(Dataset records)
####

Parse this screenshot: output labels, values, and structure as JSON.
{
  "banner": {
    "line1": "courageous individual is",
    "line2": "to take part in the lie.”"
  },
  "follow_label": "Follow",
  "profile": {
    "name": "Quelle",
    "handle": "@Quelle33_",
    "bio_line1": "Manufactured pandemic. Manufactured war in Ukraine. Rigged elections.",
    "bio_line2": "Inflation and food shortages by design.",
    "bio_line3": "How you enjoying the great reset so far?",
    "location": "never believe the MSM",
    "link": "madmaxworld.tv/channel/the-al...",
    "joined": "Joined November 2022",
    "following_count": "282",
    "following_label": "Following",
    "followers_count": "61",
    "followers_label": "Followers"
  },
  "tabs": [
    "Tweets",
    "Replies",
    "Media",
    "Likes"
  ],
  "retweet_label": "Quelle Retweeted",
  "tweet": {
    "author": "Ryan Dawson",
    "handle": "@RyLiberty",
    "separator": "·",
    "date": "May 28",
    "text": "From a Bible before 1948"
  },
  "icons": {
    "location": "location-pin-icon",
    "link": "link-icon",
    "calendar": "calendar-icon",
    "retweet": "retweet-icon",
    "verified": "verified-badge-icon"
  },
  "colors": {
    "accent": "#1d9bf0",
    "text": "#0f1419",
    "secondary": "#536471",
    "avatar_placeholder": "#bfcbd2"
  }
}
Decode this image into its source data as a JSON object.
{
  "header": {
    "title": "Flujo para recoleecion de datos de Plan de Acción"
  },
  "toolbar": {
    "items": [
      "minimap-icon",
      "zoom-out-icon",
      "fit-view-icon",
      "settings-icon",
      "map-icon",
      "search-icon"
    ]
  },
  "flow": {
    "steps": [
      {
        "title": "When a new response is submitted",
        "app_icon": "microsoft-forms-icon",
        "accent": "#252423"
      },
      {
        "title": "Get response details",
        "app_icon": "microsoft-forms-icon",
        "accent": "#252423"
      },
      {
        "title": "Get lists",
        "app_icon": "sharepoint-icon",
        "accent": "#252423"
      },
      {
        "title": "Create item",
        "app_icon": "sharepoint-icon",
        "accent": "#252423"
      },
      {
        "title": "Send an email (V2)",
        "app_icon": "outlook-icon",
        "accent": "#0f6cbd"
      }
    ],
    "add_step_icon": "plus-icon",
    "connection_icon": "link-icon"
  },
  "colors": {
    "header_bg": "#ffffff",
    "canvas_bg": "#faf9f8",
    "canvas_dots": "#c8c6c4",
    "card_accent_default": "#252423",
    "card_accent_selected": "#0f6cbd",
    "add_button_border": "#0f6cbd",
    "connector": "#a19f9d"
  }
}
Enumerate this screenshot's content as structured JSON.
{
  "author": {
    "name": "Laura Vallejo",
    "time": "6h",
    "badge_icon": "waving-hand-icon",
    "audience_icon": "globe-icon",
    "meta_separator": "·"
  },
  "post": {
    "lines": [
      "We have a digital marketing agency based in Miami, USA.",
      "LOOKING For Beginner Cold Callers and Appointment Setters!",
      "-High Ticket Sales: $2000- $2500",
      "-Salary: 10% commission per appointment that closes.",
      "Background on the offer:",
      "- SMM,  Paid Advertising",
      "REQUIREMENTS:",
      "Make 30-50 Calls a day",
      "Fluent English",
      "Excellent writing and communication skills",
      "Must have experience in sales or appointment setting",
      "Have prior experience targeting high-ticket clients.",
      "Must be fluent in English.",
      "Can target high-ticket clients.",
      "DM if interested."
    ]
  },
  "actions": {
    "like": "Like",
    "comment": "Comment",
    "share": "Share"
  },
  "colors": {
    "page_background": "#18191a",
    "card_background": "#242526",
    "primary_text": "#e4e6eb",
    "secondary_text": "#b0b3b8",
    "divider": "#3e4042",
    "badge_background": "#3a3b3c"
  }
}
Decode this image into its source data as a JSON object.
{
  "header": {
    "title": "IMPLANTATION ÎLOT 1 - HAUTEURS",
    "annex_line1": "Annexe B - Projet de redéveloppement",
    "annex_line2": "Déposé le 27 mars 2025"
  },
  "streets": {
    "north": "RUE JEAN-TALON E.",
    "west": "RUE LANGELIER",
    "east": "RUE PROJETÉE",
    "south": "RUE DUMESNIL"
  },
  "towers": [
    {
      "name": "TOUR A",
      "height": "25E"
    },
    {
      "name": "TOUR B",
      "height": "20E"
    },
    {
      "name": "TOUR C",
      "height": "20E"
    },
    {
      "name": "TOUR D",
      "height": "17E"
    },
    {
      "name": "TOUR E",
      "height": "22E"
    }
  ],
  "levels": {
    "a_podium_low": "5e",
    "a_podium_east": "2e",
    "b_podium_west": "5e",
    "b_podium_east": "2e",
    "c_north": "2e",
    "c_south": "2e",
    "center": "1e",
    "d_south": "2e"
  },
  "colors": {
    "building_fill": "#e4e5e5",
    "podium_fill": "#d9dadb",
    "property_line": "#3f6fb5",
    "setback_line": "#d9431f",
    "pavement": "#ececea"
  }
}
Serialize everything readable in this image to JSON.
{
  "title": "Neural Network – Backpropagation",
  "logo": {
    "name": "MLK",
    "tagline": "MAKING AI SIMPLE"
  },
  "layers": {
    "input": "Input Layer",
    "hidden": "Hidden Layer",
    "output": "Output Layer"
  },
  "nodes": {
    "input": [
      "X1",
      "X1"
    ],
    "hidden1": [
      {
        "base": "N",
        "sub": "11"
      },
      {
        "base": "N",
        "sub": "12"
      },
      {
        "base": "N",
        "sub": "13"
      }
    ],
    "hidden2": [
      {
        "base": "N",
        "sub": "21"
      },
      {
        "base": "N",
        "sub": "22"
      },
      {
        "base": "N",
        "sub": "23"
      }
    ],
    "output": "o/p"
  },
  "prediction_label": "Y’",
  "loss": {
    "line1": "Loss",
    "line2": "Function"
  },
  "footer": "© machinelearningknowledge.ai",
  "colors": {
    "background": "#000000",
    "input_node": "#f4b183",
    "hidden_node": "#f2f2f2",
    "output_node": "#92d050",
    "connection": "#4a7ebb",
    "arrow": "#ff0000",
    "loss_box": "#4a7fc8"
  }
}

####

**Aim:**
Copy out every line where the word "link" occurs.

**Full answer:**
    "link": "madmaxworld.tv/channel/the-al...",
    "link": "link-icon",
    "connection_icon": "link-icon"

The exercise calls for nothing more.